▸ Request
The entire listing is to be repeated verbatim.

╭─ Records to use

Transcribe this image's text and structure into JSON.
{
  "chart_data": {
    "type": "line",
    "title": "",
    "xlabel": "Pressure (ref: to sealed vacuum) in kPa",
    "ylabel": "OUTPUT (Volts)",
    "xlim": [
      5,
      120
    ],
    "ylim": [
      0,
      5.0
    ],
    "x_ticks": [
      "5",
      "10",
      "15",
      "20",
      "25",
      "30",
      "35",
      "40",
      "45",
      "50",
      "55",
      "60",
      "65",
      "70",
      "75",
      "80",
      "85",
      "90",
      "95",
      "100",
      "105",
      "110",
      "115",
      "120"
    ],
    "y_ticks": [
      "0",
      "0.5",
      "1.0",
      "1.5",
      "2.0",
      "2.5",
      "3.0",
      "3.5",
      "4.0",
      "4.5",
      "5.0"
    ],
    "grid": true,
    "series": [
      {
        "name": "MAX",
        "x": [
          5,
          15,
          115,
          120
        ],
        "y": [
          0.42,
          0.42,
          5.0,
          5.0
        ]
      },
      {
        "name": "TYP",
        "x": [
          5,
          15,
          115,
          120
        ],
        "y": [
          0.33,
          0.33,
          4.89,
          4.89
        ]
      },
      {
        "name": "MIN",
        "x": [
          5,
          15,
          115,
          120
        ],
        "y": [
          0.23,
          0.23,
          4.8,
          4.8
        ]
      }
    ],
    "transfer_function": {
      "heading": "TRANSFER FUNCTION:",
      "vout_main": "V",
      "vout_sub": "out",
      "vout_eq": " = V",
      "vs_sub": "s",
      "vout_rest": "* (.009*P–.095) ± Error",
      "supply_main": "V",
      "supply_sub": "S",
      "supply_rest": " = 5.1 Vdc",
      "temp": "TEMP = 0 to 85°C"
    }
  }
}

╰─

▸ Exercise response
Transcribe this image's text and structure into JSON.
{
  "chart_data": {
    "type": "line",
    "title": "",
    "xlabel": "Pressure (ref: to sealed vacuum) in kPa",
    "ylabel": "OUTPUT (Volts)",
    "xlim": [
      5,
      120
    ],
    "ylim": [
      0,
      5.0
    ],
    "x_ticks": [
      "5",
      "10",
      "15",
      "20",
      "25",
      "30",
      "35",
      "40",
      "45",
      "50",
      "55",
      "60",
      "65",
      "70",
      "75",
      "80",
      "85",
      "90",
      "95",
      "100",
      "105",
      "110",
      "115",
      "120"
    ],
    "y_ticks": [
      "0",
      "0.5",
      "1.0",
      "1.5",
      "2.0",
      "2.5",
      "3.0",
      "3.5",
      "4.0",
      "4.5",
      "5.0"
    ],
    "grid": true,
    "series": [
      {
        "name": "MAX",
        "x": [
          5,
          15,
          115,
          120
        ],
        "y": [
          0.42,
          0.42,
          5.0,
          5.0
        ]
      },
      {
        "name": "TYP",
        "x": [
          5,
          15,
          115,
          120
        ],
        "y": [
          0.33,
          0.33,
          4.89,
          4.89
        ]
      },
      {
        "name": "MIN",
        "x": [
          5,
          15,
          115,
          120
        ],
        "y": [
          0.23,
          0.23,
          4.8,
          4.8
        ]
      }
    ],
    "transfer_function": {
      "heading": "TRANSFER FUNCTION:",
      "vout_main": "V",
      "vout_sub": "out",
      "vout_eq": " = V",
      "vs_sub": "s",
      "vout_rest": "* (.009*P–.095) ± Error",
      "supply_main": "V",
      "supply_sub": "S",
      "supply_rest": " = 5.1 Vdc",
      "temp": "TEMP = 0 to 85°C"
    }
  }
}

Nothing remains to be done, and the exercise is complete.